(Records)
# # # # # # #

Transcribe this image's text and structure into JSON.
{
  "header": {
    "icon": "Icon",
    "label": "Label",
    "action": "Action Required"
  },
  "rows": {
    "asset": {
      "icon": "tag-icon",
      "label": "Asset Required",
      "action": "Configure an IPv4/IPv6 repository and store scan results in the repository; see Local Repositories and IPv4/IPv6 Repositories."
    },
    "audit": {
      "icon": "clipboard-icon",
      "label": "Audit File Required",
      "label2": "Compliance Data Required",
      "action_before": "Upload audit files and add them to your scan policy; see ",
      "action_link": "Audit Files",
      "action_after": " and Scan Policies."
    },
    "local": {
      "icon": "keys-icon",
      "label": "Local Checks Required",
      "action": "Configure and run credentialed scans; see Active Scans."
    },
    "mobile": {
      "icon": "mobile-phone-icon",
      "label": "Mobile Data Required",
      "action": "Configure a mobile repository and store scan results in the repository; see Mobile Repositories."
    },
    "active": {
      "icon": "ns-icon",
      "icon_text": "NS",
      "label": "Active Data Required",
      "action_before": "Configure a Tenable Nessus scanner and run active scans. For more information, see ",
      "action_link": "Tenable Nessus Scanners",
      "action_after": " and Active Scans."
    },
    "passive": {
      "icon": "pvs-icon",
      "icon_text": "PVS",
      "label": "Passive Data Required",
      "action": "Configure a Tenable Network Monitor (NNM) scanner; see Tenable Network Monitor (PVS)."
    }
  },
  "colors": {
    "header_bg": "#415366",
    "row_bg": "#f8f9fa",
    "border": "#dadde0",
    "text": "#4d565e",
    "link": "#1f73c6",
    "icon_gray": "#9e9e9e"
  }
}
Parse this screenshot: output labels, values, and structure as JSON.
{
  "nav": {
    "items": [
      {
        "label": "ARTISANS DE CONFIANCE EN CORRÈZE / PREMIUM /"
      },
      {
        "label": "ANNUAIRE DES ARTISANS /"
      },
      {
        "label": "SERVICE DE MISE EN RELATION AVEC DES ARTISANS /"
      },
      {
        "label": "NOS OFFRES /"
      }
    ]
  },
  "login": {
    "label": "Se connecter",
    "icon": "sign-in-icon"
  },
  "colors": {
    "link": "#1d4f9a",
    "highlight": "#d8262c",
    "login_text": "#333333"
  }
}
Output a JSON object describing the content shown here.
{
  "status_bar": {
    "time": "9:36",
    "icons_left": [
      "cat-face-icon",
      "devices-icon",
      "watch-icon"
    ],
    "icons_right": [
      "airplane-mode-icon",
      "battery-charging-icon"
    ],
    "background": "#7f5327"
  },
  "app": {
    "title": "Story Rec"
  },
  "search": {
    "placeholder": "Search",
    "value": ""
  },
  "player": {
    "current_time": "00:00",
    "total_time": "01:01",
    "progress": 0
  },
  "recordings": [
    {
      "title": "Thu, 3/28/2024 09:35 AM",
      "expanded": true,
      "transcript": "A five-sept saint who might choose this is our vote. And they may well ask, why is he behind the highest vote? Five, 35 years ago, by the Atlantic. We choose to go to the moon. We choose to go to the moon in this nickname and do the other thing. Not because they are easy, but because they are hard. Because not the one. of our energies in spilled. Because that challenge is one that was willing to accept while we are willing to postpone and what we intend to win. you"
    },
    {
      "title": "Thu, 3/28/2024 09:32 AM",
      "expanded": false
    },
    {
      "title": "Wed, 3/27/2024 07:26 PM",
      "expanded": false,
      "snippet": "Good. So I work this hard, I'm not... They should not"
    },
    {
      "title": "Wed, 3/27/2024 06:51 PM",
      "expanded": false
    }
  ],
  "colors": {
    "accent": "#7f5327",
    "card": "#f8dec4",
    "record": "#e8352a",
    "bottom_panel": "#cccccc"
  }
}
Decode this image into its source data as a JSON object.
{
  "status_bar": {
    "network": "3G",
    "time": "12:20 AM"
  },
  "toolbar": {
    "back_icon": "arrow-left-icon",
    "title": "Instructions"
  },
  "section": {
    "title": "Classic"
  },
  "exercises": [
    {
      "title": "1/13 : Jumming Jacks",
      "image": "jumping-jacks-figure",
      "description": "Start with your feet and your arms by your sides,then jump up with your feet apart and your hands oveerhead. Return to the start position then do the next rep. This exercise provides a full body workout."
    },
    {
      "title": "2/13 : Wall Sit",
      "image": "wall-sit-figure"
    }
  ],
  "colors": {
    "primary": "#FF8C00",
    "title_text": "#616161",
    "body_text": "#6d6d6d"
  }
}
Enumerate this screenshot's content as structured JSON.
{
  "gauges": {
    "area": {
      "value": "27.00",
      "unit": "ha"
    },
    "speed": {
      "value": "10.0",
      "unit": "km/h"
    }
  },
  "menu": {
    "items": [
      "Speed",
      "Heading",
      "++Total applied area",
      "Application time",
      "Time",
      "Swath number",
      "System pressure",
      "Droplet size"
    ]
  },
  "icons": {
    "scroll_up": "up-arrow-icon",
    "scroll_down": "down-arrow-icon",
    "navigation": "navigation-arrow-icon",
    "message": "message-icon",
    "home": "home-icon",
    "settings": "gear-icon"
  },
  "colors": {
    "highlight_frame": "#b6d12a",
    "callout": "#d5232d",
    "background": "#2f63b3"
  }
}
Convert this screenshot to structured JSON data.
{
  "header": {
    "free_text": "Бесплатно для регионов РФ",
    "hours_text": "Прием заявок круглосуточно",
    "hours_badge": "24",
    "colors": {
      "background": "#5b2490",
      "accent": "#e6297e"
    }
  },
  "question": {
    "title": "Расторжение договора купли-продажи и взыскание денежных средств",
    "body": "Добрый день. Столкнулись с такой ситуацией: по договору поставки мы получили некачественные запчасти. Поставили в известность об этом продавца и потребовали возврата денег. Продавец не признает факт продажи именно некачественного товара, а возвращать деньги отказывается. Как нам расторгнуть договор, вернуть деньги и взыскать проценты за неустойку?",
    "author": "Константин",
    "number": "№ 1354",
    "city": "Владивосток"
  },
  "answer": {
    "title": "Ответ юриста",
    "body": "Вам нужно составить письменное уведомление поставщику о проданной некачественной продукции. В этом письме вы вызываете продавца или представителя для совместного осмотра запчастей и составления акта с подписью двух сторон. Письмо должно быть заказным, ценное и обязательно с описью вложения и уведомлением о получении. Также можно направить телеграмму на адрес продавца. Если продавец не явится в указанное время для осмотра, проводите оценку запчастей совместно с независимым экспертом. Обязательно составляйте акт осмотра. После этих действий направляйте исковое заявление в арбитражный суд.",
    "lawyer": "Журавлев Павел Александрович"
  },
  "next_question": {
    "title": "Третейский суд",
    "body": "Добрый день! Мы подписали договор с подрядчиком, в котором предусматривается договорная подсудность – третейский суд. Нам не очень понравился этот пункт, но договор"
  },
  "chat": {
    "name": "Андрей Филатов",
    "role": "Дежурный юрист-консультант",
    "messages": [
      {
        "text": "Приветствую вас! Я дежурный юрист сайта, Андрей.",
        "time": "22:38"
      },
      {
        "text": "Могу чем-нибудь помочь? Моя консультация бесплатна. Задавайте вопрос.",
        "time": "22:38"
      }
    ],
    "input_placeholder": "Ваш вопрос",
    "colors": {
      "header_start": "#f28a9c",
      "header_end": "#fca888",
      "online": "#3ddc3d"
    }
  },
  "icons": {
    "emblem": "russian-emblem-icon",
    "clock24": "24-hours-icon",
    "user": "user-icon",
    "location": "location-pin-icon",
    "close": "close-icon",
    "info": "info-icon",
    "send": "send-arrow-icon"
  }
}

# # # # # # #

### Instructions to follow
Each line above must be reproduced exactly as it stands.

### Exercise output
Transcribe this image's text and structure into JSON.
{
  "header": {
    "icon": "Icon",
    "label": "Label",
    "action": "Action Required"
  },
  "rows": {
    "asset": {
      "icon": "tag-icon",
      "label": "Asset Required",
      "action": "Configure an IPv4/IPv6 repository and store scan results in the repository; see Local Repositories and IPv4/IPv6 Repositories."
    },
    "audit": {
      "icon": "clipboard-icon",
      "label": "Audit File Required",
      "label2": "Compliance Data Required",
      "action_before": "Upload audit files and add them to your scan policy; see ",
      "action_link": "Audit Files",
      "action_after": " and Scan Policies."
    },
    "local": {
      "icon": "keys-icon",
      "label": "Local Checks Required",
      "action": "Configure and run credentialed scans; see Active Scans."
    },
    "mobile": {
      "icon": "mobile-phone-icon",
      "label": "Mobile Data Required",
      "action": "Configure a mobile repository and store scan results in the repository; see Mobile Repositories."
    },
    "active": {
      "icon": "ns-icon",
      "icon_text": "NS",
      "label": "Active Data Required",
      "action_before": "Configure a Tenable Nessus scanner and run active scans. For more information, see ",
      "action_link": "Tenable Nessus Scanners",
      "action_after": " and Active Scans."
    },
    "passive": {
      "icon": "pvs-icon",
      "icon_text": "PVS",
      "label": "Passive Data Required",
      "action": "Configure a Tenable Network Monitor (NNM) scanner; see Tenable Network Monitor (PVS)."
    }
  },
  "colors": {
    "header_bg": "#415366",
    "row_bg": "#f8f9fa",
    "border": "#dadde0",
    "text": "#4d565e",
    "link": "#1f73c6",
    "icon_gray": "#9e9e9e"
  }
}
Parse this screenshot: output labels, values, and structure as JSON.
{
  "nav": {
    "items": [
      {
        "label": "ARTISANS DE CONFIANCE EN CORRÈZE / PREMIUM /"
      },
      {
        "label": "ANNUAIRE DES ARTISANS /"
      },
      {
        "label": "SERVICE DE MISE EN RELATION AVEC DES ARTISANS /"
      },
      {
        "label": "NOS OFFRES /"
      }
    ]
  },
  "login": {
    "label": "Se connecter",
    "icon": "sign-in-icon"
  },
  "colors": {
    "link": "#1d4f9a",
    "highlight": "#d8262c",
    "login_text": "#333333"
  }
}
Output a JSON object describing the content shown here.
{
  "status_bar": {
    "time": "9:36",
    "icons_left": [
      "cat-face-icon",
      "devices-icon",
      "watch-icon"
    ],
    "icons_right": [
      "airplane-mode-icon",
      "battery-charging-icon"
    ],
    "background": "#7f5327"
  },
  "app": {
    "title": "Story Rec"
  },
  "search": {
    "placeholder": "Search",
    "value": ""
  },
  "player": {
    "current_time": "00:00",
    "total_time": "01:01",
    "progress": 0
  },
  "recordings": [
    {
      "title": "Thu, 3/28/2024 09:35 AM",
      "expanded": true,
      "transcript": "A five-sept saint who might choose this is our vote. And they may well ask, why is he behind the highest vote? Five, 35 years ago, by the Atlantic. We choose to go to the moon. We choose to go to the moon in this nickname and do the other thing. Not because they are easy, but because they are hard. Because not the one. of our energies in spilled. Because that challenge is one that was willing to accept while we are willing to postpone and what we intend to win. you"
    },
    {
      "title": "Thu, 3/28/2024 09:32 AM",
      "expanded": false
    },
    {
      "title": "Wed, 3/27/2024 07:26 PM",
      "expanded": false,
      "snippet": "Good. So I work this hard, I'm not... They should not"
    },
    {
      "title": "Wed, 3/27/2024 06:51 PM",
      "expanded": false
    }
  ],
  "colors": {
    "accent": "#7f5327",
    "card": "#f8dec4",
    "record": "#e8352a",
    "bottom_panel": "#cccccc"
  }
}
Decode this image into its source data as a JSON object.
{
  "status_bar": {
    "network": "3G",
    "time": "12:20 AM"
  },
  "toolbar": {
    "back_icon": "arrow-left-icon",
    "title": "Instructions"
  },
  "section": {
    "title": "Classic"
  },
  "exercises": [
    {
      "title": "1/13 : Jumming Jacks",
      "image": "jumping-jacks-figure",
      "description": "Start with your feet and your arms by your sides,then jump up with your feet apart and your hands oveerhead. Return to the start position then do the next rep. This exercise provides a full body workout."
    },
    {
      "title": "2/13 : Wall Sit",
      "image": "wall-sit-figure"
    }
  ],
  "colors": {
    "primary": "#FF8C00",
    "title_text": "#616161",
    "body_text": "#6d6d6d"
  }
}
Enumerate this screenshot's content as structured JSON.
{
  "gauges": {
    "area": {
      "value": "27.00",
      "unit": "ha"
    },
    "speed": {
      "value": "10.0",
      "unit": "km/h"
    }
  },
  "menu": {
    "items": [
      "Speed",
      "Heading",
      "++Total applied area",
      "Application time",
      "Time",
      "Swath number",
      "System pressure",
      "Droplet size"
    ]
  },
  "icons": {
    "scroll_up": "up-arrow-icon",
    "scroll_down": "down-arrow-icon",
    "navigation": "navigation-arrow-icon",
    "message": "message-icon",
    "home": "home-icon",
    "settings": "gear-icon"
  },
  "colors": {
    "highlight_frame": "#b6d12a",
    "callout": "#d5232d",
    "background": "#2f63b3"
  }
}
Convert this screenshot to structured JSON data.
{
  "header": {
    "free_text": "Бесплатно для регионов РФ",
    "hours_text": "Прием заявок круглосуточно",
    "hours_badge": "24",
    "colors": {
      "background": "#5b2490",
      "accent": "#e6297e"
    }
  },
  "question": {
    "title": "Расторжение договора купли-продажи и взыскание денежных средств",
    "body": "Добрый день. Столкнулись с такой ситуацией: по договору поставки мы получили некачественные запчасти. Поставили в известность об этом продавца и потребовали возврата денег. Продавец не признает факт продажи именно некачественного товара, а возвращать деньги отказывается. Как нам расторгнуть договор, вернуть деньги и взыскать проценты за неустойку?",
    "author": "Константин",
    "number": "№ 1354",
    "city": "Владивосток"
  },
  "answer": {
    "title": "Ответ юриста",
    "body": "Вам нужно составить письменное уведомление поставщику о проданной некачественной продукции. В этом письме вы вызываете продавца или представителя для совместного осмотра запчастей и составления акта с подписью двух сторон. Письмо должно быть заказным, ценное и обязательно с описью вложения и уведомлением о получении. Также можно направить телеграмму на адрес продавца. Если продавец не явится в указанное время для осмотра, проводите оценку запчастей совместно с независимым экспертом. Обязательно составляйте акт осмотра. После этих действий направляйте исковое заявление в арбитражный суд.",
    "lawyer": "Журавлев Павел Александрович"
  },
  "next_question": {
    "title": "Третейский суд",
    "body": "Добрый день! Мы подписали договор с подрядчиком, в котором предусматривается договорная подсудность – третейский суд. Нам не очень понравился этот пункт, но договор"
  },
  "chat": {
    "name": "Андрей Филатов",
    "role": "Дежурный юрист-консультант",
    "messages": [
      {
        "text": "Приветствую вас! Я дежурный юрист сайта, Андрей.",
        "time": "22:38"
      },
      {
        "text": "Могу чем-нибудь помочь? Моя консультация бесплатна. Задавайте вопрос.",
        "time": "22:38"
      }
    ],
    "input_placeholder": "Ваш вопрос",
    "colors": {
      "header_start": "#f28a9c",
      "header_end": "#fca888",
      "online": "#3ddc3d"
    }
  },
  "icons": {
    "emblem": "russian-emblem-icon",
    "clock24": "24-hours-icon",
    "user": "user-icon",
    "location": "location-pin-icon",
    "close": "close-icon",
    "info": "info-icon",
    "send": "send-arrow-icon"
  }
}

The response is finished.